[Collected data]
..............................
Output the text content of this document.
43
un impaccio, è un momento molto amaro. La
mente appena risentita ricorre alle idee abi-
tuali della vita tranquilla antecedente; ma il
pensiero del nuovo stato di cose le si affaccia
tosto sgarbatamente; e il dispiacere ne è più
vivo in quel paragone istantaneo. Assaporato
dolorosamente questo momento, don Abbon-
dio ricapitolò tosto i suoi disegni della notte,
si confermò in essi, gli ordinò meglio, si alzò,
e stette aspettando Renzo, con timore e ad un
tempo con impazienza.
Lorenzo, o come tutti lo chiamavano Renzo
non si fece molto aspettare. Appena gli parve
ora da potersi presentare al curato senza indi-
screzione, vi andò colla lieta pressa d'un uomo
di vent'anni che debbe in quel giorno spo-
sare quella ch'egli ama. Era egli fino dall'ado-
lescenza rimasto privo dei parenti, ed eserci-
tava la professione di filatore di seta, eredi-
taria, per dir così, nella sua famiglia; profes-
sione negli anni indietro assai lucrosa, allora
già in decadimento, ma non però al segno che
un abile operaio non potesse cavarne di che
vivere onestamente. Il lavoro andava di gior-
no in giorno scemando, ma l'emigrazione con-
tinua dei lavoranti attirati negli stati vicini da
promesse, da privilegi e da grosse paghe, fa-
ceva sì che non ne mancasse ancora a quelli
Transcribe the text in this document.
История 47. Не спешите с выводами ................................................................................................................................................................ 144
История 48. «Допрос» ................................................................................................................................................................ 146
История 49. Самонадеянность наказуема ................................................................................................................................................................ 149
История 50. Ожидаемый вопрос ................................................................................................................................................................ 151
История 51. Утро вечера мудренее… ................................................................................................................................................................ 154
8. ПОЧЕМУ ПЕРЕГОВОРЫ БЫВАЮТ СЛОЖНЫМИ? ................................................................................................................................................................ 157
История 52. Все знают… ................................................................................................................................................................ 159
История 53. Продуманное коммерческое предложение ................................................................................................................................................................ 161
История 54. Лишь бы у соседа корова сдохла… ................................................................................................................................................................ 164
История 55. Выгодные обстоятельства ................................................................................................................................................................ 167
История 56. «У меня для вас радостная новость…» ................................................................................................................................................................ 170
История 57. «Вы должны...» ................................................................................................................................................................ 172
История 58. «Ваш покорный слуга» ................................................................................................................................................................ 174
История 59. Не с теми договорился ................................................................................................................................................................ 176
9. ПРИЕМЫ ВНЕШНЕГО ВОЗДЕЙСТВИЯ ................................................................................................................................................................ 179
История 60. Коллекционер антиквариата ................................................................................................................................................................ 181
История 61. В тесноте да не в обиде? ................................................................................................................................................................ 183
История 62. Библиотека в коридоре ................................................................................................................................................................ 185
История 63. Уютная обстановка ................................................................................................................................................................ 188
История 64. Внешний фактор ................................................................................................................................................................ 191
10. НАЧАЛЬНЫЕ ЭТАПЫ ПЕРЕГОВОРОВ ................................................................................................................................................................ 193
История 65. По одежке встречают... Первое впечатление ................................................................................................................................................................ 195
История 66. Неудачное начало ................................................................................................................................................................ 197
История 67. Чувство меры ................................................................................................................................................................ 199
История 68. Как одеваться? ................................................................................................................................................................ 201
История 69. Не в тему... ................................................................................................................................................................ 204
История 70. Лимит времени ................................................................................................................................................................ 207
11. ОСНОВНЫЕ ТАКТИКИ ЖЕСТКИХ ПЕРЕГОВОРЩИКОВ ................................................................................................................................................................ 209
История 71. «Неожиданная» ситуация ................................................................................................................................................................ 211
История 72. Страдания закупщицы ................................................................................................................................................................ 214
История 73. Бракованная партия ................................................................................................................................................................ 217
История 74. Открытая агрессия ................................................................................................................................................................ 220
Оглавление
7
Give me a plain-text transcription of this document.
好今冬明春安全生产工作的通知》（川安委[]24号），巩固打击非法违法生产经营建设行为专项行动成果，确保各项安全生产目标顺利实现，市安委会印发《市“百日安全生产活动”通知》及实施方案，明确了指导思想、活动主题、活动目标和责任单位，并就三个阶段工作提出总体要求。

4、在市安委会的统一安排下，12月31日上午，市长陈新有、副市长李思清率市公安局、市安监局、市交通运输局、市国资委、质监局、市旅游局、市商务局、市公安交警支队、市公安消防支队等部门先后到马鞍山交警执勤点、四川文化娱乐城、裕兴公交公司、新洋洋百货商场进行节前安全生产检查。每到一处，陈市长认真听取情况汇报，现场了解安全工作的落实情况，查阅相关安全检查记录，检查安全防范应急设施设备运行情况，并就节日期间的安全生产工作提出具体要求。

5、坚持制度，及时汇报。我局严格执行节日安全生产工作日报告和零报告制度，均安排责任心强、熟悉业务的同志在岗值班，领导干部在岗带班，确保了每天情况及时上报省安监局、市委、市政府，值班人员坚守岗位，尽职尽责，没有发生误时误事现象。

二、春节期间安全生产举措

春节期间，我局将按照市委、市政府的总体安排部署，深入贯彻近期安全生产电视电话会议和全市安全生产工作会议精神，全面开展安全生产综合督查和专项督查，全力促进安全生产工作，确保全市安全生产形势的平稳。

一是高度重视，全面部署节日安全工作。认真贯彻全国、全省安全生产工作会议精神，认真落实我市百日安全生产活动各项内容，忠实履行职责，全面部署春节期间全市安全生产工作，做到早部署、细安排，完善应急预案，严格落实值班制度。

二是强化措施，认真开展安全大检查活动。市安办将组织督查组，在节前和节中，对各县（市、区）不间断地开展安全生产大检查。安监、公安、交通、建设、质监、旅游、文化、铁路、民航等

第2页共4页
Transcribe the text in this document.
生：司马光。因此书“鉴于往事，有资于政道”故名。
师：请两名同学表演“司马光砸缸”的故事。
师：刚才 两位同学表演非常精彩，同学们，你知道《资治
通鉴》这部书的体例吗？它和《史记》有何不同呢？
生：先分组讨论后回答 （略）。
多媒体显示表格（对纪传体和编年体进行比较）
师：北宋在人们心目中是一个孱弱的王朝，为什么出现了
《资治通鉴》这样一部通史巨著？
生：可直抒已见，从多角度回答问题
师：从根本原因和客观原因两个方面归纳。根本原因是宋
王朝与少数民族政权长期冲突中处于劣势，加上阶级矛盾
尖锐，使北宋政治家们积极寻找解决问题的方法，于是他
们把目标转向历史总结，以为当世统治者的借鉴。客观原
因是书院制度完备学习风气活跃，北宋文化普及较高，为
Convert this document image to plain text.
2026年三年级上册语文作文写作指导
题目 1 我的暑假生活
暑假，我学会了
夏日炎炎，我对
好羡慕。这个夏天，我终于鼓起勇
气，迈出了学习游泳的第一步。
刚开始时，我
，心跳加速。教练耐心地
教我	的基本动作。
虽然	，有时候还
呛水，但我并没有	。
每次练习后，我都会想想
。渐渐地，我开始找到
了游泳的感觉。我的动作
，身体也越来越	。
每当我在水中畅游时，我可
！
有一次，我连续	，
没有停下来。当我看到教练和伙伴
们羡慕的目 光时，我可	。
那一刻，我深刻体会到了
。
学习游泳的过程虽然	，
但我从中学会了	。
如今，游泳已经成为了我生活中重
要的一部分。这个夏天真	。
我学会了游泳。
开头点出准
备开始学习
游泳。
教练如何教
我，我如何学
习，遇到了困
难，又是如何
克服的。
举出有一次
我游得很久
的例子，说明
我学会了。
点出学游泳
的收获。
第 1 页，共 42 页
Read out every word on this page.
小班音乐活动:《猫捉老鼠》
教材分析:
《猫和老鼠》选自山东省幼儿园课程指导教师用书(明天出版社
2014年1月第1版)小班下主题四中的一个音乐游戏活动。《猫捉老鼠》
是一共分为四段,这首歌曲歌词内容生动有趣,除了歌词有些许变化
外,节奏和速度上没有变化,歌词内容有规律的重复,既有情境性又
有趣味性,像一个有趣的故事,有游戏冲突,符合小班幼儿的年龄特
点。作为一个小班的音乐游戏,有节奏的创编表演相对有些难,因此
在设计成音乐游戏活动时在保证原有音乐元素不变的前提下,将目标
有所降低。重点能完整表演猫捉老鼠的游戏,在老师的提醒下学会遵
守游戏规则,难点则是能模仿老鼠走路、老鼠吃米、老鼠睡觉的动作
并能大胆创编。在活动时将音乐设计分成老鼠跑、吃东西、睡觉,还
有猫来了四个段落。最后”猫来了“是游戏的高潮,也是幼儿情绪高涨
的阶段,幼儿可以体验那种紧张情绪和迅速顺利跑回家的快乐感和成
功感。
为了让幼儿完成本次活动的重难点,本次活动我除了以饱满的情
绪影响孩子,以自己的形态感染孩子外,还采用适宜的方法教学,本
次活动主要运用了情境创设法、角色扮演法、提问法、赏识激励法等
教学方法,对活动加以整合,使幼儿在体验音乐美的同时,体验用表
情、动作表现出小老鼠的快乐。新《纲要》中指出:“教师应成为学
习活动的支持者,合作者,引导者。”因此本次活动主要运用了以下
..............................
◆ WHAT TO DO:
Repeat word for word the lines running from the line containing "Read out every word on this page." to the end of the entries above, inclusive.

◆ RESPONSE BELOW:
Read out every word on this page.
小班音乐活动:《猫捉老鼠》
教材分析:
《猫和老鼠》选自山东省幼儿园课程指导教师用书(明天出版社
2014年1月第1版)小班下主题四中的一个音乐游戏活动。《猫捉老鼠》
是一共分为四段,这首歌曲歌词内容生动有趣,除了歌词有些许变化
外,节奏和速度上没有变化,歌词内容有规律的重复,既有情境性又
有趣味性,像一个有趣的故事,有游戏冲突,符合小班幼儿的年龄特
点。作为一个小班的音乐游戏,有节奏的创编表演相对有些难,因此
在设计成音乐游戏活动时在保证原有音乐元素不变的前提下,将目标
有所降低。重点能完整表演猫捉老鼠的游戏,在老师的提醒下学会遵
守游戏规则,难点则是能模仿老鼠走路、老鼠吃米、老鼠睡觉的动作
并能大胆创编。在活动时将音乐设计分成老鼠跑、吃东西、睡觉,还
有猫来了四个段落。最后”猫来了“是游戏的高潮,也是幼儿情绪高涨
的阶段,幼儿可以体验那种紧张情绪和迅速顺利跑回家的快乐感和成
功感。
为了让幼儿完成本次活动的重难点,本次活动我除了以饱满的情
绪影响孩子,以自己的形态感染孩子外,还采用适宜的方法教学,本
次活动主要运用了情境创设法、角色扮演法、提问法、赏识激励法等
教学方法,对活动加以整合,使幼儿在体验音乐美的同时,体验用表
情、动作表现出小老鼠的快乐。新《纲要》中指出:“教师应成为学
习活动的支持者,合作者,引导者。”因此本次活动主要运用了以下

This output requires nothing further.